• _WORK INSTRUCTIONS_: Please retype the data in full and exactly; the pictures are not part of the copy.

• _MATERIAL PROVIDED_:
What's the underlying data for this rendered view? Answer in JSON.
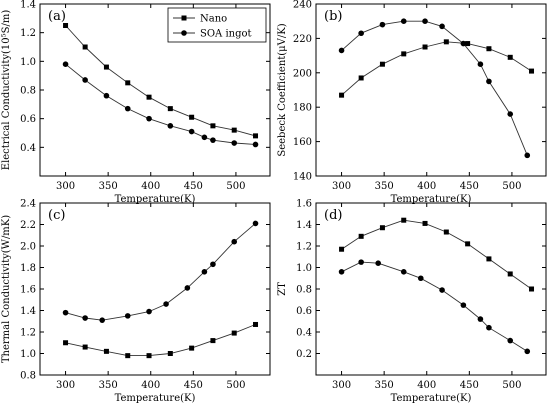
{
  "chart_data": [
    {
      "panel": "(a)",
      "type": "line",
      "xlabel": "Temperature(K)",
      "ylabel": "Electrical Conductivity(10⁵S/m)",
      "xlim": [
        270,
        540
      ],
      "ylim": [
        0.2,
        1.4
      ],
      "xticks": [
        300,
        350,
        400,
        450,
        500
      ],
      "yticks": [
        0.4,
        0.6,
        0.8,
        1.0,
        1.2,
        1.4
      ],
      "ytick_decimals": 1,
      "legend": {
        "position": "top-right",
        "entries": [
          "Nano",
          "SOA ingot"
        ]
      },
      "series": [
        {
          "name": "Nano",
          "marker": "square",
          "x": [
            300,
            323,
            348,
            373,
            398,
            423,
            448,
            473,
            498,
            523
          ],
          "y": [
            1.25,
            1.1,
            0.96,
            0.85,
            0.75,
            0.67,
            0.61,
            0.55,
            0.52,
            0.48
          ]
        },
        {
          "name": "SOA ingot",
          "marker": "circle",
          "x": [
            300,
            323,
            348,
            373,
            398,
            423,
            448,
            463,
            473,
            498,
            523
          ],
          "y": [
            0.98,
            0.87,
            0.76,
            0.67,
            0.6,
            0.55,
            0.51,
            0.47,
            0.45,
            0.43,
            0.42
          ]
        }
      ]
    },
    {
      "panel": "(b)",
      "type": "line",
      "xlabel": "Temperature(K)",
      "ylabel": "Seebeck Coefficient(μV/K)",
      "xlim": [
        270,
        540
      ],
      "ylim": [
        140,
        240
      ],
      "xticks": [
        300,
        350,
        400,
        450,
        500
      ],
      "yticks": [
        140,
        160,
        180,
        200,
        220,
        240
      ],
      "ytick_decimals": 0,
      "series": [
        {
          "name": "Nano",
          "marker": "square",
          "x": [
            300,
            323,
            348,
            373,
            398,
            423,
            448,
            473,
            498,
            523
          ],
          "y": [
            187,
            197,
            205,
            211,
            215,
            218,
            217,
            214,
            209,
            201
          ]
        },
        {
          "name": "SOA ingot",
          "marker": "circle",
          "x": [
            300,
            323,
            348,
            373,
            398,
            418,
            443,
            463,
            473,
            498,
            518
          ],
          "y": [
            213,
            223,
            228,
            230,
            230,
            227,
            217,
            205,
            195,
            176,
            152
          ]
        }
      ]
    },
    {
      "panel": "(c)",
      "type": "line",
      "xlabel": "Temperature(K)",
      "ylabel": "Thermal Conductivity(W/mK)",
      "xlim": [
        270,
        540
      ],
      "ylim": [
        0.8,
        2.4
      ],
      "xticks": [
        300,
        350,
        400,
        450,
        500
      ],
      "yticks": [
        0.8,
        1.0,
        1.2,
        1.4,
        1.6,
        1.8,
        2.0,
        2.2,
        2.4
      ],
      "ytick_decimals": 1,
      "series": [
        {
          "name": "Nano",
          "marker": "square",
          "x": [
            300,
            323,
            348,
            373,
            398,
            423,
            448,
            473,
            498,
            523
          ],
          "y": [
            1.1,
            1.06,
            1.02,
            0.98,
            0.98,
            1.0,
            1.05,
            1.12,
            1.19,
            1.27
          ]
        },
        {
          "name": "SOA ingot",
          "marker": "circle",
          "x": [
            300,
            323,
            343,
            373,
            398,
            418,
            443,
            463,
            473,
            498,
            523
          ],
          "y": [
            1.38,
            1.33,
            1.31,
            1.35,
            1.39,
            1.46,
            1.61,
            1.76,
            1.83,
            2.04,
            2.21
          ]
        }
      ]
    },
    {
      "panel": "(d)",
      "type": "line",
      "xlabel": "Temperature(K)",
      "ylabel": "ZT",
      "xlim": [
        270,
        540
      ],
      "ylim": [
        0.0,
        1.6
      ],
      "xticks": [
        300,
        350,
        400,
        450,
        500
      ],
      "yticks": [
        0.2,
        0.4,
        0.6,
        0.8,
        1.0,
        1.2,
        1.4,
        1.6
      ],
      "ytick_decimals": 1,
      "series": [
        {
          "name": "Nano",
          "marker": "square",
          "x": [
            300,
            323,
            348,
            373,
            398,
            423,
            448,
            473,
            498,
            523
          ],
          "y": [
            1.17,
            1.29,
            1.37,
            1.44,
            1.41,
            1.33,
            1.22,
            1.08,
            0.94,
            0.8
          ]
        },
        {
          "name": "SOA ingot",
          "marker": "circle",
          "x": [
            300,
            323,
            343,
            373,
            393,
            418,
            443,
            463,
            473,
            498,
            518
          ],
          "y": [
            0.96,
            1.05,
            1.04,
            0.96,
            0.9,
            0.79,
            0.65,
            0.52,
            0.44,
            0.32,
            0.22
          ]
        }
      ]
    }
  ]
}
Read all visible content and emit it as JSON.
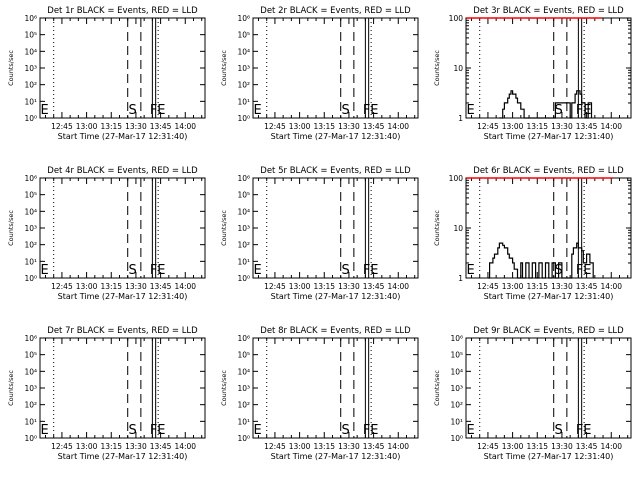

• _ANSWER TO THIS PROBLEM_:
What's the underlying data for this rendered view? Answer in JSON.
{
  "chart_data": [
    {
      "panel": "(a)",
      "type": "line",
      "xlabel": "Temperature(K)",
      "ylabel": "Electrical Conductivity(10⁵S/m)",
      "xlim": [
        270,
        540
      ],
      "ylim": [
        0.2,
        1.4
      ],
      "xticks": [
        300,
        350,
        400,
        450,
        500
      ],
      "yticks": [
        0.4,
        0.6,
        0.8,
        1.0,
        1.2,
        1.4
      ],
      "ytick_decimals": 1,
      "legend": {
        "position": "top-right",
        "entries": [
          "Nano",
          "SOA ingot"
        ]
      },
      "series": [
        {
          "name": "Nano",
          "marker": "square",
          "x": [
            300,
            323,
            348,
            373,
            398,
            423,
            448,
            473,
            498,
            523
          ],
          "y": [
            1.25,
            1.1,
            0.96,
            0.85,
            0.75,
            0.67,
            0.61,
            0.55,
            0.52,
            0.48
          ]
        },
        {
          "name": "SOA ingot",
          "marker": "circle",
          "x": [
            300,
            323,
            348,
            373,
            398,
            423,
            448,
            463,
            473,
            498,
            523
          ],
          "y": [
            0.98,
            0.87,
            0.76,
            0.67,
            0.6,
            0.55,
            0.51,
            0.47,
            0.45,
            0.43,
            0.42
          ]
        }
      ]
    },
    {
      "panel": "(b)",
      "type": "line",
      "xlabel": "Temperature(K)",
      "ylabel": "Seebeck Coefficient(μV/K)",
      "xlim": [
        270,
        540
      ],
      "ylim": [
        140,
        240
      ],
      "xticks": [
        300,
        350,
        400,
        450,
        500
      ],
      "yticks": [
        140,
        160,
        180,
        200,
        220,
        240
      ],
      "ytick_decimals": 0,
      "series": [
        {
          "name": "Nano",
          "marker": "square",
          "x": [
            300,
            323,
            348,
            373,
            398,
            423,
            448,
            473,
            498,
            523
          ],
          "y": [
            187,
            197,
            205,
            211,
            215,
            218,
            217,
            214,
            209,
            201
          ]
        },
        {
          "name": "SOA ingot",
          "marker": "circle",
          "x": [
            300,
            323,
            348,
            373,
            398,
            418,
            443,
            463,
            473,
            498,
            518
          ],
          "y": [
            213,
            223,
            228,
            230,
            230,
            227,
            217,
            205,
            195,
            176,
            152
          ]
        }
      ]
    },
    {
      "panel": "(c)",
      "type": "line",
      "xlabel": "Temperature(K)",
      "ylabel": "Thermal Conductivity(W/mK)",
      "xlim": [
        270,
        540
      ],
      "ylim": [
        0.8,
        2.4
      ],
      "xticks": [
        300,
        350,
        400,
        450,
        500
      ],
      "yticks": [
        0.8,
        1.0,
        1.2,
        1.4,
        1.6,
        1.8,
        2.0,
        2.2,
        2.4
      ],
      "ytick_decimals": 1,
      "series": [
        {
          "name": "Nano",
          "marker": "square",
          "x": [
            300,
            323,
            348,
            373,
            398,
            423,
            448,
            473,
            498,
            523
          ],
          "y": [
            1.1,
            1.06,
            1.02,
            0.98,
            0.98,
            1.0,
            1.05,
            1.12,
            1.19,
            1.27
          ]
        },
        {
          "name": "SOA ingot",
          "marker": "circle",
          "x": [
            300,
            323,
            343,
            373,
            398,
            418,
            443,
            463,
            473,
            498,
            523
          ],
          "y": [
            1.38,
            1.33,
            1.31,
            1.35,
            1.39,
            1.46,
            1.61,
            1.76,
            1.83,
            2.04,
            2.21
          ]
        }
      ]
    },
    {
      "panel": "(d)",
      "type": "line",
      "xlabel": "Temperature(K)",
      "ylabel": "ZT",
      "xlim": [
        270,
        540
      ],
      "ylim": [
        0.0,
        1.6
      ],
      "xticks": [
        300,
        350,
        400,
        450,
        500
      ],
      "yticks": [
        0.2,
        0.4,
        0.6,
        0.8,
        1.0,
        1.2,
        1.4,
        1.6
      ],
      "ytick_decimals": 1,
      "series": [
        {
          "name": "Nano",
          "marker": "square",
          "x": [
            300,
            323,
            348,
            373,
            398,
            423,
            448,
            473,
            498,
            523
          ],
          "y": [
            1.17,
            1.29,
            1.37,
            1.44,
            1.41,
            1.33,
            1.22,
            1.08,
            0.94,
            0.8
          ]
        },
        {
          "name": "SOA ingot",
          "marker": "circle",
          "x": [
            300,
            323,
            343,
            373,
            393,
            418,
            443,
            463,
            473,
            498,
            518
          ],
          "y": [
            0.96,
            1.05,
            1.04,
            0.96,
            0.9,
            0.79,
            0.65,
            0.52,
            0.44,
            0.32,
            0.22
          ]
        }
      ]
    }
  ]
}
Read all visible content and emit it as JSON.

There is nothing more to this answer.